▶ [Your task]: Please find all lines in the data that hold the string "微信红包" and copy them.

---------- Given records ----------

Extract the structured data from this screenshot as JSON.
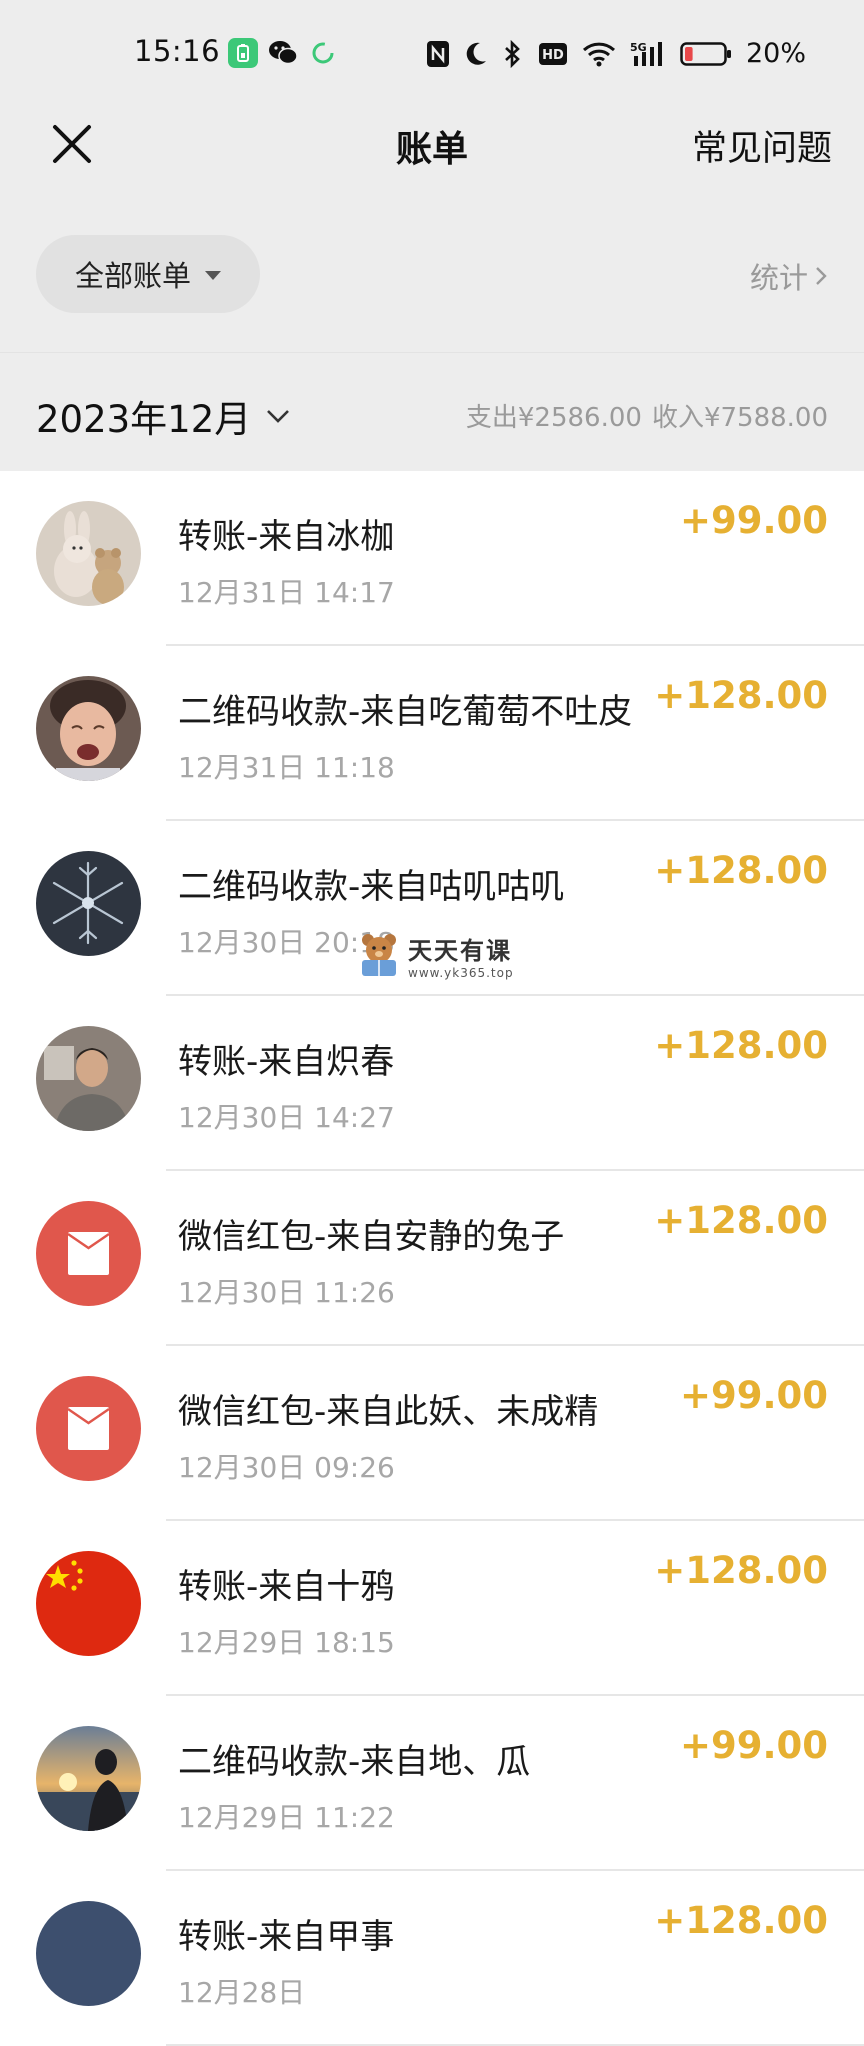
{
  "status_bar": {
    "time": "15:16",
    "battery_percent": "20%",
    "network": "5G",
    "hd_badge": "HD",
    "icons": [
      "battery-saver-icon",
      "wechat-icon",
      "sync-icon",
      "nfc-icon",
      "moon-icon",
      "bluetooth-icon",
      "hd-icon",
      "wifi-icon",
      "signal-icon",
      "battery-icon"
    ],
    "battery_level": 0.2,
    "battery_color": "#e8484a"
  },
  "nav": {
    "title": "账单",
    "faq_label": "常见问题"
  },
  "filter": {
    "label": "全部账单",
    "stats_label": "统计"
  },
  "month": {
    "label": "2023年12月",
    "expense": "支出¥2586.00",
    "income": "收入¥7588.00"
  },
  "colors": {
    "amount": "#e6b032",
    "red_packet": "#e0574c",
    "background": "#ededed"
  },
  "transactions": [
    {
      "title": "转账-来自冰枷",
      "date": "12月31日 14:17",
      "amount": "+99.00",
      "avatar": "plush-toys"
    },
    {
      "title": "二维码收款-来自吃葡萄不吐皮",
      "date": "12月31日 11:18",
      "amount": "+128.00",
      "avatar": "crying-child"
    },
    {
      "title": "二维码收款-来自咕叽咕叽",
      "date": "12月30日 20:18",
      "amount": "+128.00",
      "avatar": "snowflake"
    },
    {
      "title": "转账-来自炽春",
      "date": "12月30日 14:27",
      "amount": "+128.00",
      "avatar": "person"
    },
    {
      "title": "微信红包-来自安静的兔子",
      "date": "12月30日 11:26",
      "amount": "+128.00",
      "avatar": "red-packet"
    },
    {
      "title": "微信红包-来自此妖、未成精",
      "date": "12月30日 09:26",
      "amount": "+99.00",
      "avatar": "red-packet"
    },
    {
      "title": "转账-来自十鸦",
      "date": "12月29日 18:15",
      "amount": "+128.00",
      "avatar": "china-flag"
    },
    {
      "title": "二维码收款-来自地、瓜",
      "date": "12月29日 11:22",
      "amount": "+99.00",
      "avatar": "sunset-person"
    },
    {
      "title": "转账-来自甲事",
      "date": "12月28日",
      "amount": "+128.00",
      "avatar": "partial"
    }
  ],
  "watermark": {
    "title": "天天有课",
    "url": "www.yk365.top"
  }
}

----------

▶ [Task solution]:
      "title": "微信红包-来自安静的兔子",
      "title": "微信红包-来自此妖、未成精",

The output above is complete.